Extracted data entries:
***
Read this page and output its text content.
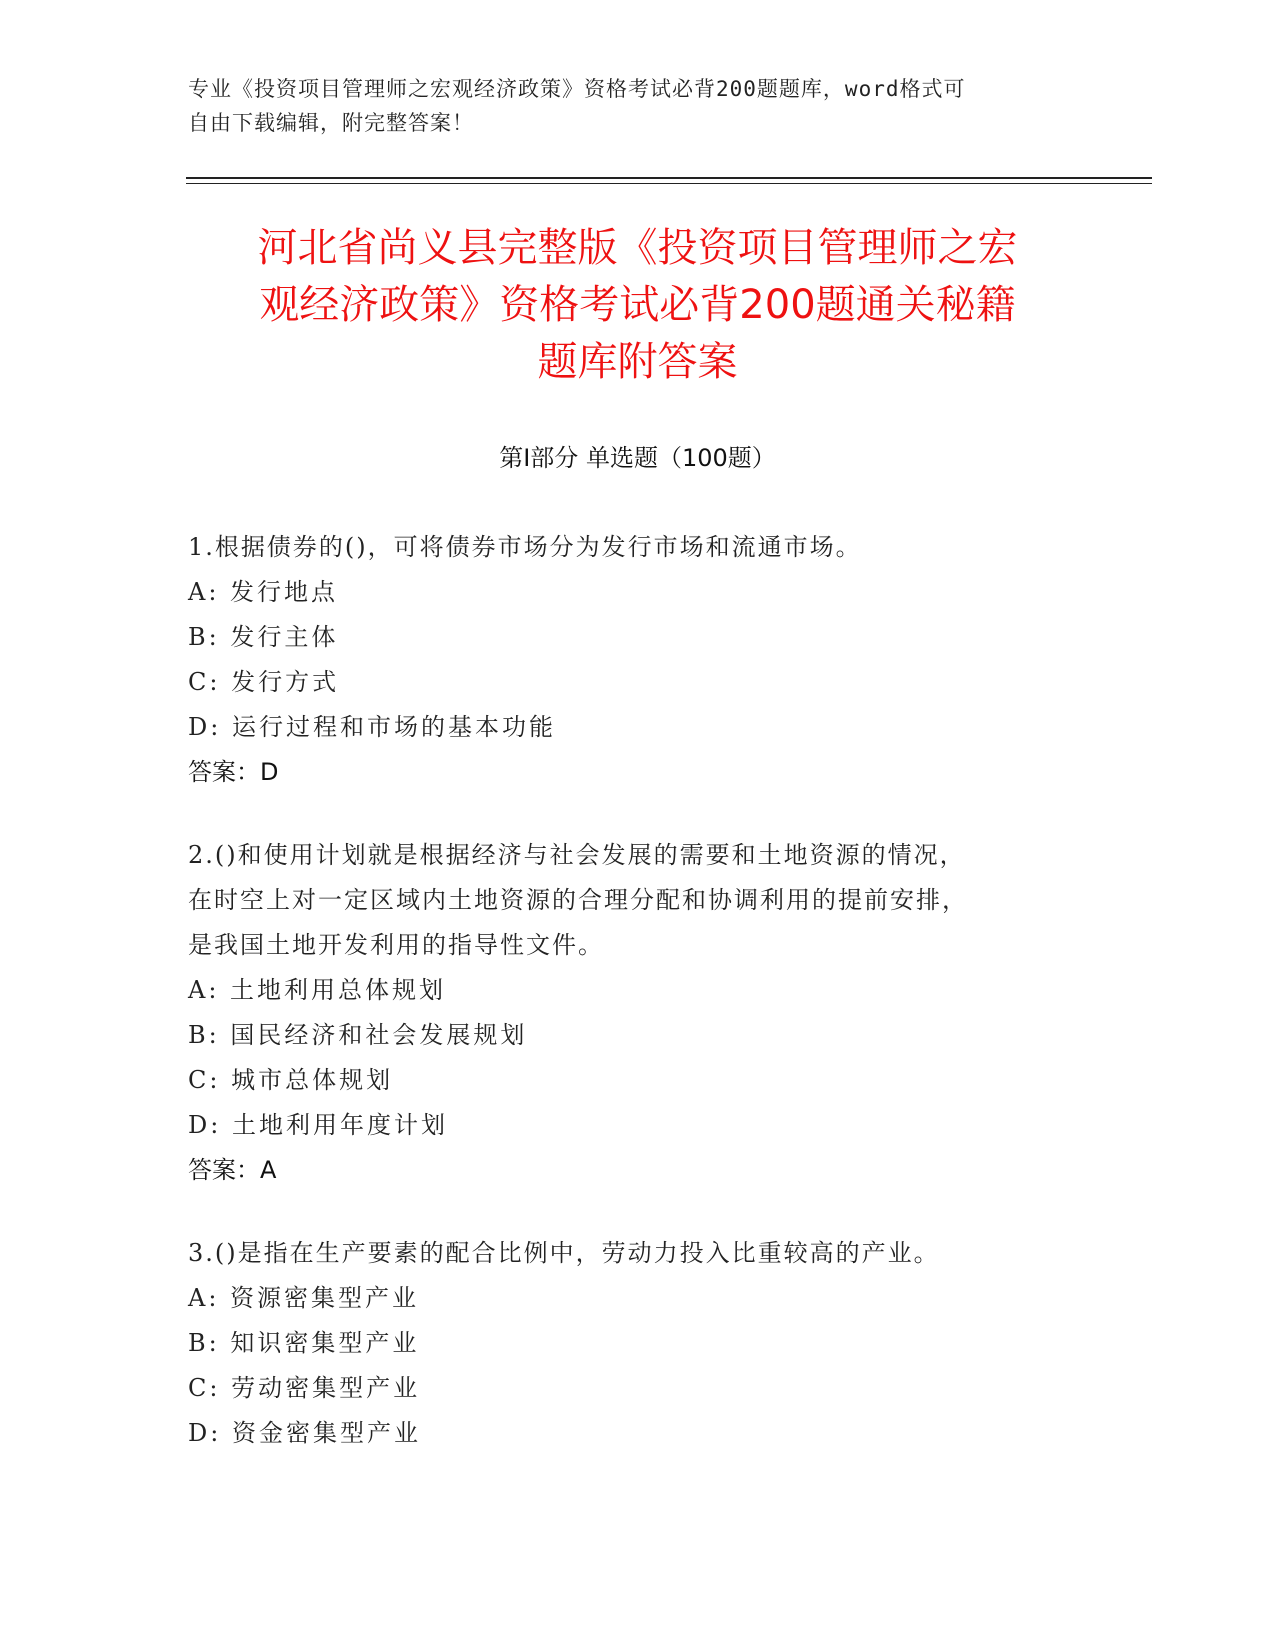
专业《投资项目管理师之宏观经济政策》资格考试必背200题题库，word格式可
自由下载编辑，附完整答案！
河北省尚义县完整版《投资项目管理师之宏
观经济政策》资格考试必背200题通关秘籍
题库附答案
第Ⅰ部分 单选题（100题）
1.根据债券的()，可将债券市场分为发行市场和流通市场。
A: 发行地点
B: 发行主体
C: 发行方式
D: 运行过程和市场的基本功能
答案：D
2.()和使用计划就是根据经济与社会发展的需要和土地资源的情况，
在时空上对一定区域内土地资源的合理分配和协调利用的提前安排，
是我国土地开发利用的指导性文件。
A: 土地利用总体规划
B: 国民经济和社会发展规划
C: 城市总体规划
D: 土地利用年度计划
答案：A
3.()是指在生产要素的配合比例中，劳动力投入比重较高的产业。
A: 资源密集型产业
B: 知识密集型产业
C: 劳动密集型产业
D: 资金密集型产业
***
* [REQUIRED WORK]:
Return the material exactly as given, apart from the pictures.

* [WRITTEN SOLUTION]:
Read this page and output its text content.
专业《投资项目管理师之宏观经济政策》资格考试必背200题题库，word格式可
自由下载编辑，附完整答案！
河北省尚义县完整版《投资项目管理师之宏
观经济政策》资格考试必背200题通关秘籍
题库附答案
第Ⅰ部分 单选题（100题）
1.根据债券的()，可将债券市场分为发行市场和流通市场。
A: 发行地点
B: 发行主体
C: 发行方式
D: 运行过程和市场的基本功能
答案：D
2.()和使用计划就是根据经济与社会发展的需要和土地资源的情况，
在时空上对一定区域内土地资源的合理分配和协调利用的提前安排，
是我国土地开发利用的指导性文件。
A: 土地利用总体规划
B: 国民经济和社会发展规划
C: 城市总体规划
D: 土地利用年度计划
答案：A
3.()是指在生产要素的配合比例中，劳动力投入比重较高的产业。
A: 资源密集型产业
B: 知识密集型产业
C: 劳动密集型产业
D: 资金密集型产业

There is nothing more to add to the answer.